▶ Instructions for the task
The entries below need to be written out exactly, with no pictures included.

▶ Data listing
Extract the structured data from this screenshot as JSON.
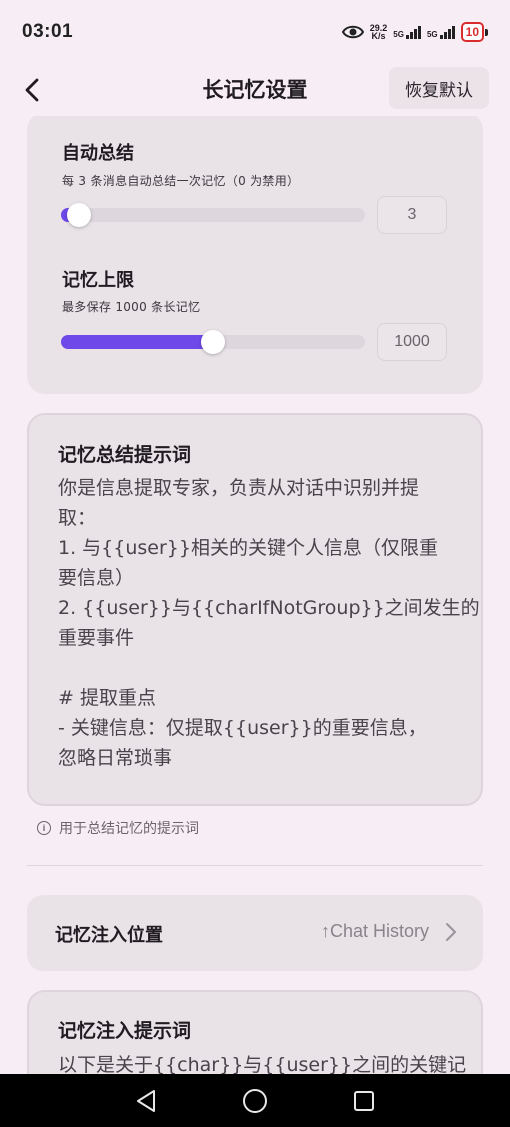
{
  "status_bar": {
    "time": "03:01",
    "speed_value": "29.2",
    "speed_unit": "K/s",
    "net_label_1": "5G",
    "net_label_2": "5G",
    "battery": "10"
  },
  "header": {
    "title": "长记忆设置",
    "reset_label": "恢复默认"
  },
  "auto_summary": {
    "title": "自动总结",
    "description": "每 3 条消息自动总结一次记忆（0 为禁用）",
    "value": "3",
    "fill_fraction": 0.06
  },
  "memory_limit": {
    "title": "记忆上限",
    "description": "最多保存 1000 条长记忆",
    "value": "1000",
    "fill_fraction": 0.5
  },
  "summary_prompt": {
    "title": "记忆总结提示词",
    "lines": [
      "你是信息提取专家，负责从对话中识别并提",
      "取：",
      "1. 与{{user}}相关的关键个人信息（仅限重",
      "要信息）",
      "2. {{user}}与{{charIfNotGroup}}之间发生的",
      "重要事件",
      "",
      "# 提取重点",
      "- 关键信息：仅提取{{user}}的重要信息，",
      "忽略日常琐事"
    ],
    "hint": "用于总结记忆的提示词"
  },
  "injection_position": {
    "label": "记忆注入位置",
    "value": "↑Chat History"
  },
  "injection_prompt": {
    "title": "记忆注入提示词",
    "first_line": "以下是关于{{char}}与{{user}}之间的关键记"
  },
  "icons": {
    "back": "chevron-left-icon",
    "eye": "eye-icon",
    "info": "info-icon",
    "chevron": "chevron-right-icon"
  },
  "colors": {
    "accent": "#6e48e8",
    "background": "#f6eef4",
    "card": "#e9e3e8",
    "battery_low": "#d92d2d"
  }
}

▶ Solution to the problem
Extract the structured data from this screenshot as JSON.
{
  "status_bar": {
    "time": "03:01",
    "speed_value": "29.2",
    "speed_unit": "K/s",
    "net_label_1": "5G",
    "net_label_2": "5G",
    "battery": "10"
  },
  "header": {
    "title": "长记忆设置",
    "reset_label": "恢复默认"
  },
  "auto_summary": {
    "title": "自动总结",
    "description": "每 3 条消息自动总结一次记忆（0 为禁用）",
    "value": "3",
    "fill_fraction": 0.06
  },
  "memory_limit": {
    "title": "记忆上限",
    "description": "最多保存 1000 条长记忆",
    "value": "1000",
    "fill_fraction": 0.5
  },
  "summary_prompt": {
    "title": "记忆总结提示词",
    "lines": [
      "你是信息提取专家，负责从对话中识别并提",
      "取：",
      "1. 与{{user}}相关的关键个人信息（仅限重",
      "要信息）",
      "2. {{user}}与{{charIfNotGroup}}之间发生的",
      "重要事件",
      "",
      "# 提取重点",
      "- 关键信息：仅提取{{user}}的重要信息，",
      "忽略日常琐事"
    ],
    "hint": "用于总结记忆的提示词"
  },
  "injection_position": {
    "label": "记忆注入位置",
    "value": "↑Chat History"
  },
  "injection_prompt": {
    "title": "记忆注入提示词",
    "first_line": "以下是关于{{char}}与{{user}}之间的关键记"
  },
  "icons": {
    "back": "chevron-left-icon",
    "eye": "eye-icon",
    "info": "info-icon",
    "chevron": "chevron-right-icon"
  },
  "colors": {
    "accent": "#6e48e8",
    "background": "#f6eef4",
    "card": "#e9e3e8",
    "battery_low": "#d92d2d"
  }
}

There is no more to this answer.